• **TO BE DONE**:
- a) Answer the following questions using the article on Florida's superlatives:
(i) How many Art Deco buildings does the Art Deco Society of New York list for New York?
(ii) In what year did construction of the Annie Merner Pfeiffer Chapel begin?
(iii) Which building was added to the Florida Southern College collection in 2013?
- b) Write a continuation of the article on Florida's superlatives, beginning right after its final sentence.

Florida’s Best, Coolest, and Superlative
By Carlos Harrison
Alrighty, then! In no particular order, some of the best, coolest, and downright most unique things that Florida has to offer:
The 800 classic buildings clustered in the South Beach pocket between Ocean and Lenox Avenues and 23rd and 5th streets is the largest concentration of Art Deco and Steamline Moderne structures in the country. So sayeth the Independent of London, and even the venerable Art Deco Society of New York isn’t disagreeing. They list only 200 in the Big Apple. That’s a far cry from the horde of 1923 to 1942 Tropical Deco style buildings on Miami Beach. Which might explain why the Art Deco District is also the first 20th Century neighborhood to make the National Register of Historic Places.
Frank Lloyd Wright-iest
The great American architect called it “Child of the Sun,” and the 10 buildings and two additional structures on the Florida Southern College in Lakeland are the largest collection of his designs anywhere in the world. The construction of the Annie Merner Pfeiffer Chapel began in 1939, and most of the rest of it – which now includes the school’s current administration building and business office, another chapel, a water dome and several other textile block buildings – was completed by 1958. And, in 2013, it became home to the newest (at least at the time), the Usonian House, built according to Wright’s 1939 design.

• **SOURCE MATERIAL**:
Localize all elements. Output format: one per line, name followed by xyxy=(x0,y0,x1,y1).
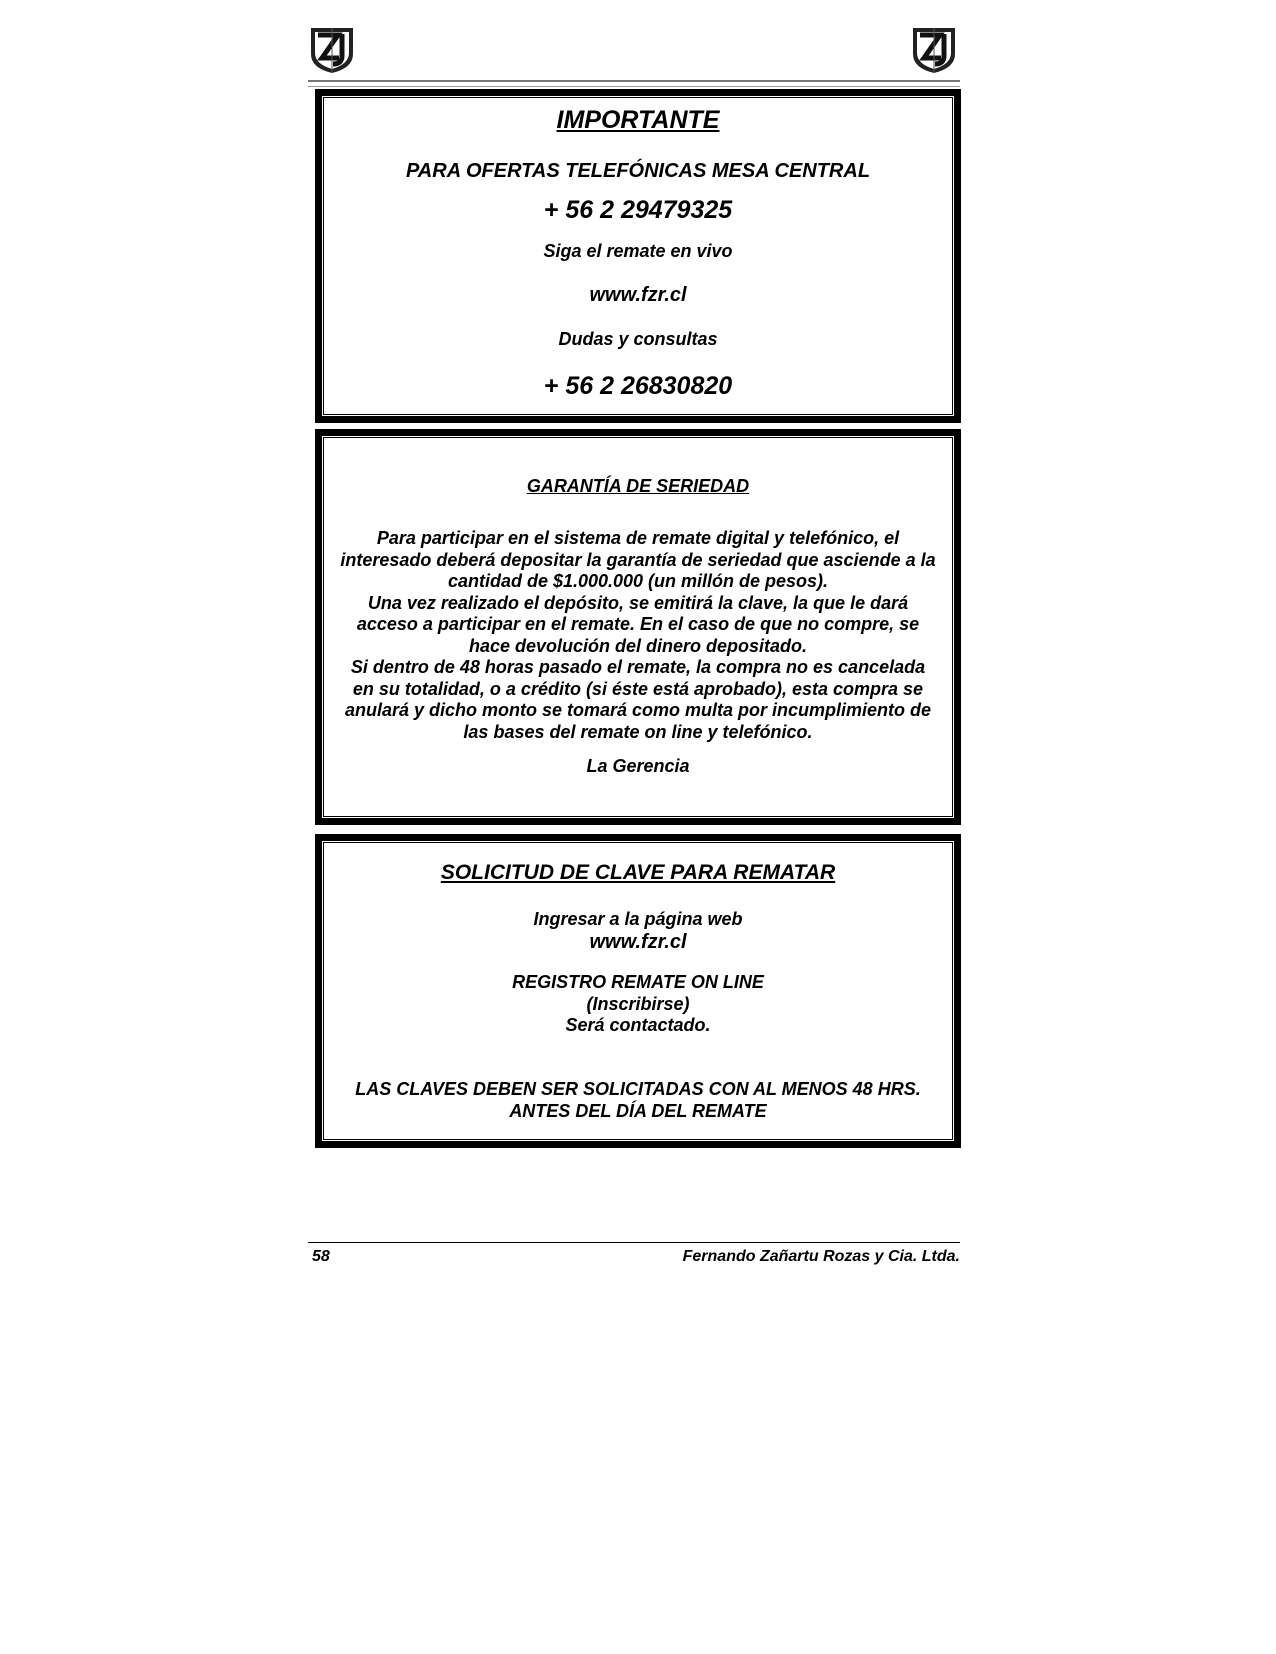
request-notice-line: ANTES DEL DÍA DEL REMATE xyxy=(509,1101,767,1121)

• **RESPONSES BY TASK**:
- a)
(i) 200
(ii) 1939
(iii) The Usonian House

- b)
Bell-iest bird sanctuary:
The Bok Tower Gardens is home to the Singing Tower carillon, and that’s a big deal. A carillon is a collection of bells, including some truly massive ones, played by a keyboard. The carillon is one of the largest musical instruments to begin with, and Florida's set is one of the biggest in the country. The Singing Tower has 60 bells ranging in size from 16 pounds to nearly 12 tons, which makes the biggest ones some of the biggest in the country, too. And it’s set in the heart of gardens designed by architect Frederick Law Olmsted, Jr. That’s got to be some kind of unique.
It took five years to transform the Lake Wales sand hill and plant the original 10,000 azaleas, 1,000 large live oaks, and hundreds of fruit shrub. Home to more than a 100 bird species, the sanctuary was dedicated by President Calvin Coolidge in 1929. Today it’s also known for the massive Victoria water lilies on the reflecting pool, stretching six to seven in diameter – large enough to hold a child without sinking. The carillon plays daily at 1 p.m. and 3 p.m.
Oldest national wildlife sanctuary:
Thank Teddy Roosevelt for this one. In 1903, he designated Pelican Island, in the Sebastian Inlet, the nation’s first wildlife sanctuary to protect the brown pelican and other native birds on the island. More than a century later, it’s still there, and so are they. And so is Roosevelt’s preservation plan, which now includes some 530 refuges on 95 million acres.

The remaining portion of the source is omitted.